**TEXTE À LIRE**

« Je suis en grève de la faim car la situation des exilé·es est devenue insupportable »

Le 22 novembre dernier Pierre L., 63 ans, a commencé une grève de la faim à la Maison Sésame, lieu d’accueil principalement dédié pour les familles, les femmes, les enfants et les personnes vulnérables bloqué·es à la frontière franco-britannique.

La suppression des bornes d’incendie, empêchant l’accès à l’eau pour les personnes exilées, ainsi que la saisie de son camion et le déchirement des tentes, ont été les éléments déclencheurs de cette grève de la faim.

Bénévole depuis deux ans pour l’association SALAM, c’en est trop pour l’ancien boulanger qui réclame :

  1. Le ravitaillement en eau du camp par la sécurité civile.
  2. Le respect des associations qui travaillent dans le camp.
  3. Le respect de la loi hivernale entrée en vigueur en octobre.

« Le manque d’accès à l’eau tue sur le campement »

Lors de l’entretien, Pierre.L a partagé les difficultés auxquelles sont confrontées les personnes exilées survivant dans un campement à Loon-Plage, notamment le non-accès à l’eau. La situation décrite soulève des préoccupations quant aux droits fondamentaux et à la dignité des personnes. Elle peut également entraîner des conséquences tragiques comme cela a été le cas pour Mohamed A. retrouvé mort noyé, près de Loon-Plage, alors qu’il tentait de se doucher.

Pierre, souligne l’urgence d’agir pour garantir des conditions de vie décentes et sécurisées pour toutes les personnes, indépendamment de leur statut migratoire.

**CONSIGNE**
Répondez à ces questions sur le texte consacré à la grève de la faim de Pierre L. :
(a) Quel âge a Pierre L. ?
(b) Quel métier exerçait-il autrefois ?
(c) Près de quel endroit Mohamed A. a-t-il été retrouvé noyé ?

**DONNÉES ENREGISTRÉES**
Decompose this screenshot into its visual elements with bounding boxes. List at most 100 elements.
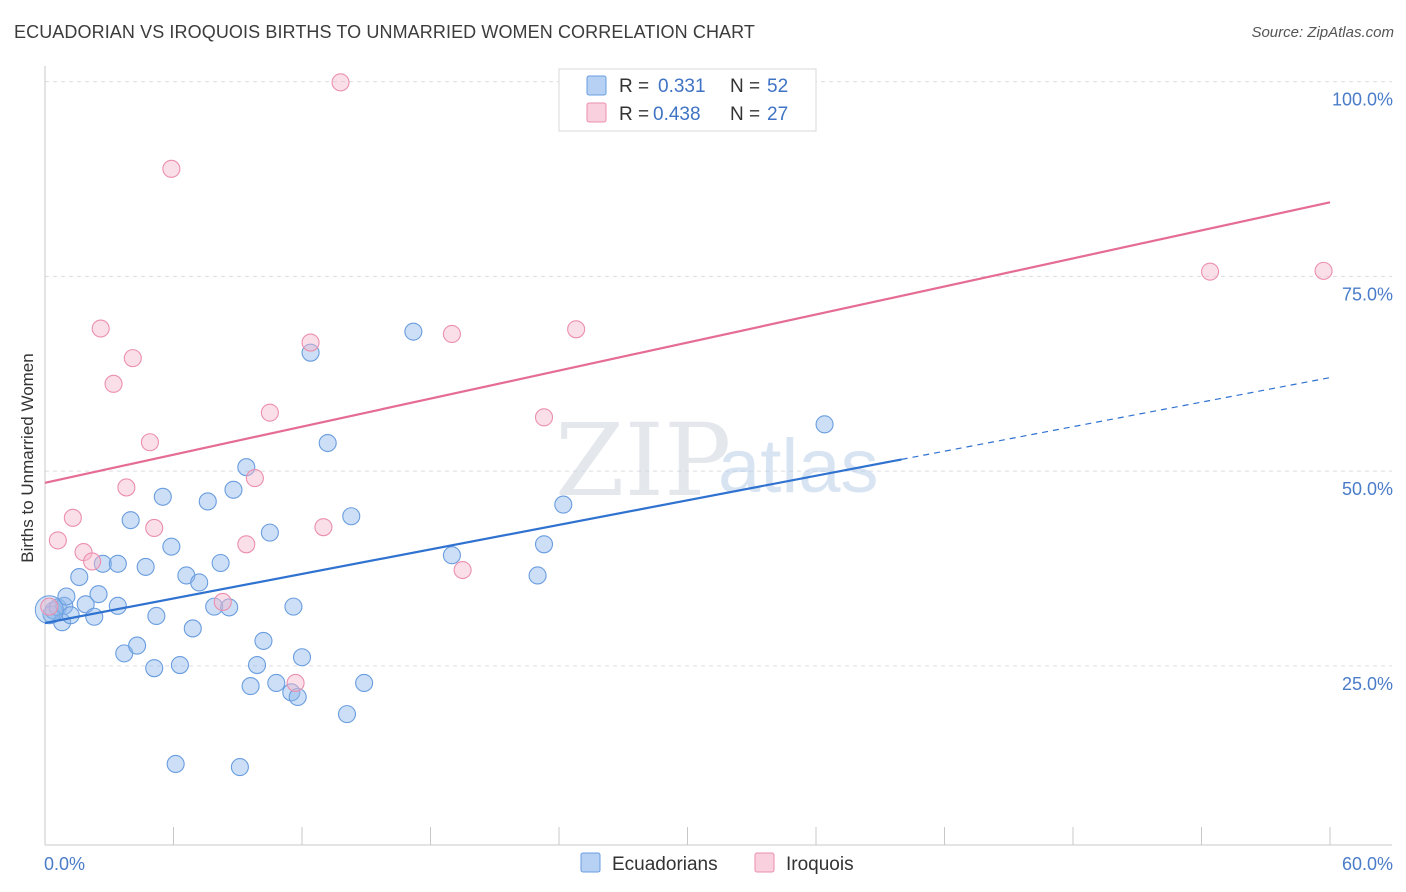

**RÉPONSE**
(a) 63 ans.
(b) Boulanger.
(c) Près de Loon-Plage.